OBJECTIVE:
Write out the data again exactly, skipping every picture.

DATASET ENTRIES:
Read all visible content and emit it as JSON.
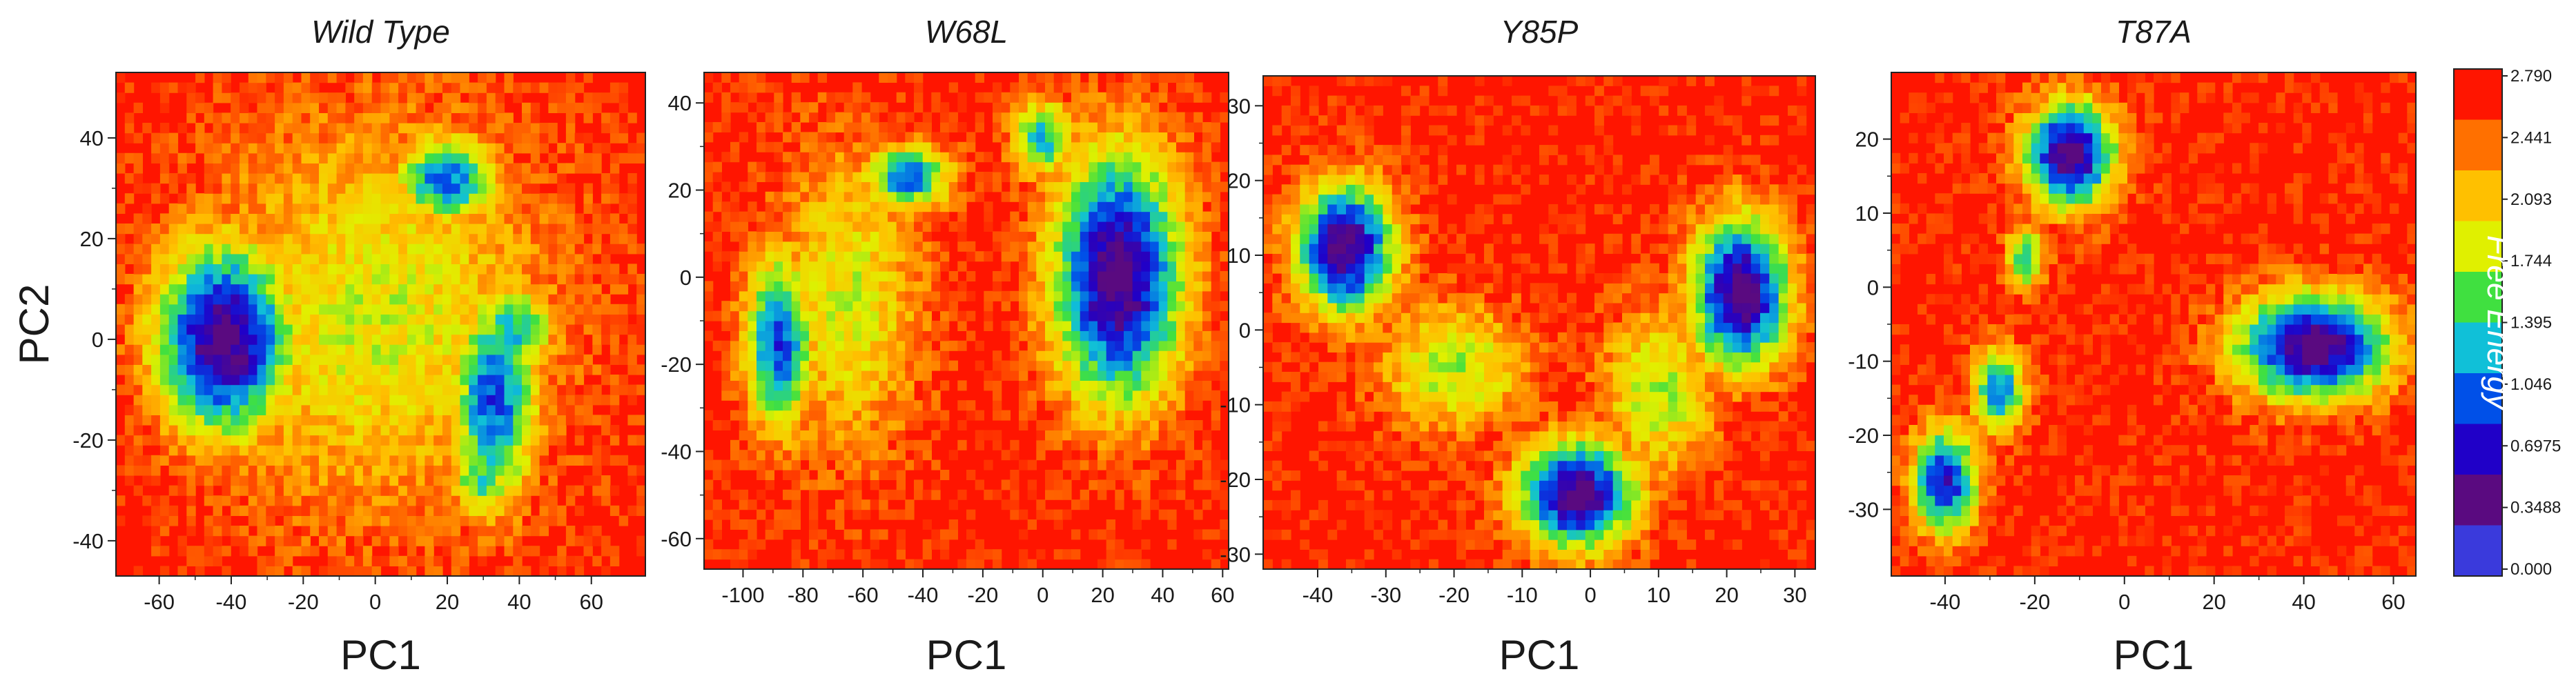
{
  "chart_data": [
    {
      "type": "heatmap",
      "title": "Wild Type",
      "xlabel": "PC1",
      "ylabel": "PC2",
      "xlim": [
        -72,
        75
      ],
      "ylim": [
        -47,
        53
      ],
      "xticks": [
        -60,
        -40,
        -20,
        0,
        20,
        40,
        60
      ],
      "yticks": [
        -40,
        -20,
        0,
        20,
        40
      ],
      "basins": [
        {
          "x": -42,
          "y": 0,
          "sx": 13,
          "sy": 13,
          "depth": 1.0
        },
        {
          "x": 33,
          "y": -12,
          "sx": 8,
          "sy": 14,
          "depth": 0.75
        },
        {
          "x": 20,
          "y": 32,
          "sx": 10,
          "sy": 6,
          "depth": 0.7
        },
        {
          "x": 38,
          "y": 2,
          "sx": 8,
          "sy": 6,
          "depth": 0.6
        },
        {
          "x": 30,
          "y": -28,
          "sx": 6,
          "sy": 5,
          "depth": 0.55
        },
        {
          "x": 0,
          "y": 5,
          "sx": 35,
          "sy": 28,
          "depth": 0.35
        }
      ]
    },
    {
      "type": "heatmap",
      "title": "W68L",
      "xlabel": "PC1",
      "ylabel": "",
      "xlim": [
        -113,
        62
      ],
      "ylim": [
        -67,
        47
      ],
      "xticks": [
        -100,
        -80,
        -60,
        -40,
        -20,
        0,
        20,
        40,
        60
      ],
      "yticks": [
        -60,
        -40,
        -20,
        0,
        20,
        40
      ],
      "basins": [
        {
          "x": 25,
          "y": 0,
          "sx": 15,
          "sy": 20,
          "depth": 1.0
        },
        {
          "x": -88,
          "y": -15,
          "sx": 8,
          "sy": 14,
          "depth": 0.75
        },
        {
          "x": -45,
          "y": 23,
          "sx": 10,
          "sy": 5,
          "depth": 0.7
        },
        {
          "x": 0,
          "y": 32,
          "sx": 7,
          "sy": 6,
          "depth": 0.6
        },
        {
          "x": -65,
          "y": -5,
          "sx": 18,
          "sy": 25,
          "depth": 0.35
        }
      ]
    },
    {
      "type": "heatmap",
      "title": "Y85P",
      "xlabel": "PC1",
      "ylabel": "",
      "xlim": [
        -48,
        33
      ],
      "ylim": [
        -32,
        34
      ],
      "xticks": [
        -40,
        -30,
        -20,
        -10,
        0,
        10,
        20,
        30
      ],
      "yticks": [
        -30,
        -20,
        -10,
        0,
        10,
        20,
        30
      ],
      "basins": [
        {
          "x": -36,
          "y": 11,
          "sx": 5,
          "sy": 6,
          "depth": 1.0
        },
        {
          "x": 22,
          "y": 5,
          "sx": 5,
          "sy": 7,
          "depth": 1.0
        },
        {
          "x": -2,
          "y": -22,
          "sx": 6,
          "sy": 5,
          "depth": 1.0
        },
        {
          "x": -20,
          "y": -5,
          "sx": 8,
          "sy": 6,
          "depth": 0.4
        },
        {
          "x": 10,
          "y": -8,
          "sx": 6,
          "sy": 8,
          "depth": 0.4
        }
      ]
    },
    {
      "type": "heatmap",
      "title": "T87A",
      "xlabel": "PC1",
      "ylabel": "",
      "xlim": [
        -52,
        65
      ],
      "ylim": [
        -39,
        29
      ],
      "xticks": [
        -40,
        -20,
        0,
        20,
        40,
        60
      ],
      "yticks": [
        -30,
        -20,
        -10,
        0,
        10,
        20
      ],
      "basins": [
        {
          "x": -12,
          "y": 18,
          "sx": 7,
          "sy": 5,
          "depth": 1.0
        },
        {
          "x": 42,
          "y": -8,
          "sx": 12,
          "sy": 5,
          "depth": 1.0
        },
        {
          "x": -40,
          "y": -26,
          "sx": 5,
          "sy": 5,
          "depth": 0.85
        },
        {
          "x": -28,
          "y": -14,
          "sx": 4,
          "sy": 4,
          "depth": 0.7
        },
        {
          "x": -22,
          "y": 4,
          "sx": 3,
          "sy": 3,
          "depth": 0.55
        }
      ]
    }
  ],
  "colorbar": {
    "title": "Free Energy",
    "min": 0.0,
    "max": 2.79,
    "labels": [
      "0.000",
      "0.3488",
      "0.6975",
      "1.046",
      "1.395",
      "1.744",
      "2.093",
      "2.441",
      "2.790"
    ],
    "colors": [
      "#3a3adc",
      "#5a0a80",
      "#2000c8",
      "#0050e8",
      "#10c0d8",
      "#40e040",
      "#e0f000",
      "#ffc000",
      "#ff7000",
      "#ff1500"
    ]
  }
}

EXERCISE SOLUTION:
Read all visible content and emit it as JSON.
{
  "chart_data": [
    {
      "type": "heatmap",
      "title": "Wild Type",
      "xlabel": "PC1",
      "ylabel": "PC2",
      "xlim": [
        -72,
        75
      ],
      "ylim": [
        -47,
        53
      ],
      "xticks": [
        -60,
        -40,
        -20,
        0,
        20,
        40,
        60
      ],
      "yticks": [
        -40,
        -20,
        0,
        20,
        40
      ],
      "basins": [
        {
          "x": -42,
          "y": 0,
          "sx": 13,
          "sy": 13,
          "depth": 1.0
        },
        {
          "x": 33,
          "y": -12,
          "sx": 8,
          "sy": 14,
          "depth": 0.75
        },
        {
          "x": 20,
          "y": 32,
          "sx": 10,
          "sy": 6,
          "depth": 0.7
        },
        {
          "x": 38,
          "y": 2,
          "sx": 8,
          "sy": 6,
          "depth": 0.6
        },
        {
          "x": 30,
          "y": -28,
          "sx": 6,
          "sy": 5,
          "depth": 0.55
        },
        {
          "x": 0,
          "y": 5,
          "sx": 35,
          "sy": 28,
          "depth": 0.35
        }
      ]
    },
    {
      "type": "heatmap",
      "title": "W68L",
      "xlabel": "PC1",
      "ylabel": "",
      "xlim": [
        -113,
        62
      ],
      "ylim": [
        -67,
        47
      ],
      "xticks": [
        -100,
        -80,
        -60,
        -40,
        -20,
        0,
        20,
        40,
        60
      ],
      "yticks": [
        -60,
        -40,
        -20,
        0,
        20,
        40
      ],
      "basins": [
        {
          "x": 25,
          "y": 0,
          "sx": 15,
          "sy": 20,
          "depth": 1.0
        },
        {
          "x": -88,
          "y": -15,
          "sx": 8,
          "sy": 14,
          "depth": 0.75
        },
        {
          "x": -45,
          "y": 23,
          "sx": 10,
          "sy": 5,
          "depth": 0.7
        },
        {
          "x": 0,
          "y": 32,
          "sx": 7,
          "sy": 6,
          "depth": 0.6
        },
        {
          "x": -65,
          "y": -5,
          "sx": 18,
          "sy": 25,
          "depth": 0.35
        }
      ]
    },
    {
      "type": "heatmap",
      "title": "Y85P",
      "xlabel": "PC1",
      "ylabel": "",
      "xlim": [
        -48,
        33
      ],
      "ylim": [
        -32,
        34
      ],
      "xticks": [
        -40,
        -30,
        -20,
        -10,
        0,
        10,
        20,
        30
      ],
      "yticks": [
        -30,
        -20,
        -10,
        0,
        10,
        20,
        30
      ],
      "basins": [
        {
          "x": -36,
          "y": 11,
          "sx": 5,
          "sy": 6,
          "depth": 1.0
        },
        {
          "x": 22,
          "y": 5,
          "sx": 5,
          "sy": 7,
          "depth": 1.0
        },
        {
          "x": -2,
          "y": -22,
          "sx": 6,
          "sy": 5,
          "depth": 1.0
        },
        {
          "x": -20,
          "y": -5,
          "sx": 8,
          "sy": 6,
          "depth": 0.4
        },
        {
          "x": 10,
          "y": -8,
          "sx": 6,
          "sy": 8,
          "depth": 0.4
        }
      ]
    },
    {
      "type": "heatmap",
      "title": "T87A",
      "xlabel": "PC1",
      "ylabel": "",
      "xlim": [
        -52,
        65
      ],
      "ylim": [
        -39,
        29
      ],
      "xticks": [
        -40,
        -20,
        0,
        20,
        40,
        60
      ],
      "yticks": [
        -30,
        -20,
        -10,
        0,
        10,
        20
      ],
      "basins": [
        {
          "x": -12,
          "y": 18,
          "sx": 7,
          "sy": 5,
          "depth": 1.0
        },
        {
          "x": 42,
          "y": -8,
          "sx": 12,
          "sy": 5,
          "depth": 1.0
        },
        {
          "x": -40,
          "y": -26,
          "sx": 5,
          "sy": 5,
          "depth": 0.85
        },
        {
          "x": -28,
          "y": -14,
          "sx": 4,
          "sy": 4,
          "depth": 0.7
        },
        {
          "x": -22,
          "y": 4,
          "sx": 3,
          "sy": 3,
          "depth": 0.55
        }
      ]
    }
  ],
  "colorbar": {
    "title": "Free Energy",
    "min": 0.0,
    "max": 2.79,
    "labels": [
      "0.000",
      "0.3488",
      "0.6975",
      "1.046",
      "1.395",
      "1.744",
      "2.093",
      "2.441",
      "2.790"
    ],
    "colors": [
      "#3a3adc",
      "#5a0a80",
      "#2000c8",
      "#0050e8",
      "#10c0d8",
      "#40e040",
      "#e0f000",
      "#ffc000",
      "#ff7000",
      "#ff1500"
    ]
  }
}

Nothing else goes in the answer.